> Directions for this task:
Using the entries below, output exactly the line containing "What's the underlying" and all lines that follow it to the end.
►
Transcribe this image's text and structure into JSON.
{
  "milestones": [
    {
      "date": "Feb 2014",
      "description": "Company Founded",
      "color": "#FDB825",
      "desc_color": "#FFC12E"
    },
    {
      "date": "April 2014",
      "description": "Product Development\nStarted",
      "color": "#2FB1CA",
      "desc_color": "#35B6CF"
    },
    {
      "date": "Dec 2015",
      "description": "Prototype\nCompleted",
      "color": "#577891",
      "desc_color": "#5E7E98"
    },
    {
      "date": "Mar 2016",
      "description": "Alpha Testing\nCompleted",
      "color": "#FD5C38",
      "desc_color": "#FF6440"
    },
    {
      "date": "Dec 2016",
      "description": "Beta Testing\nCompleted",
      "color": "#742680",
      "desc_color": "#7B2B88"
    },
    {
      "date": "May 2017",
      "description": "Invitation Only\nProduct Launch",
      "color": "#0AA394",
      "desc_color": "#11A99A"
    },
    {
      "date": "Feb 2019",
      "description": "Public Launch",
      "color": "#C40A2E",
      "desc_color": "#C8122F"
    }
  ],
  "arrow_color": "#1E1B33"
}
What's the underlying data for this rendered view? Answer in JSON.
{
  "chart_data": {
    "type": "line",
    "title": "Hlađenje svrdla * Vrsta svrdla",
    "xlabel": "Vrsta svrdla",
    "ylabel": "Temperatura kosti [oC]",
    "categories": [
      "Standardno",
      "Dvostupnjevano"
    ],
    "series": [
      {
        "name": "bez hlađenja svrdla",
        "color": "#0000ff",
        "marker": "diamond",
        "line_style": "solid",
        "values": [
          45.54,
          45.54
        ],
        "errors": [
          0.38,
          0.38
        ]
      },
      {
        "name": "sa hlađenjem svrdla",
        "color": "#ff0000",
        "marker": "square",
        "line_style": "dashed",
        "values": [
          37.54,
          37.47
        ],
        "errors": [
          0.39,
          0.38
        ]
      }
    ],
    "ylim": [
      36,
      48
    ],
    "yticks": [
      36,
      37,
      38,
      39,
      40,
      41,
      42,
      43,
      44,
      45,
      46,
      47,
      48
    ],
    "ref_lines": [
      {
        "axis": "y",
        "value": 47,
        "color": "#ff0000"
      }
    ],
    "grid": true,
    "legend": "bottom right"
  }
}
◄
> Answer to the problem:
What's the underlying data for this rendered view? Answer in JSON.
{
  "chart_data": {
    "type": "line",
    "title": "Hlađenje svrdla * Vrsta svrdla",
    "xlabel": "Vrsta svrdla",
    "ylabel": "Temperatura kosti [oC]",
    "categories": [
      "Standardno",
      "Dvostupnjevano"
    ],
    "series": [
      {
        "name": "bez hlađenja svrdla",
        "color": "#0000ff",
        "marker": "diamond",
        "line_style": "solid",
        "values": [
          45.54,
          45.54
        ],
        "errors": [
          0.38,
          0.38
        ]
      },
      {
        "name": "sa hlađenjem svrdla",
        "color": "#ff0000",
        "marker": "square",
        "line_style": "dashed",
        "values": [
          37.54,
          37.47
        ],
        "errors": [
          0.39,
          0.38
        ]
      }
    ],
    "ylim": [
      36,
      48
    ],
    "yticks": [
      36,
      37,
      38,
      39,
      40,
      41,
      42,
      43,
      44,
      45,
      46,
      47,
      48
    ],
    "ref_lines": [
      {
        "axis": "y",
        "value": 47,
        "color": "#ff0000"
      }
    ],
    "grid": true,
    "legend": "bottom right"
  }
}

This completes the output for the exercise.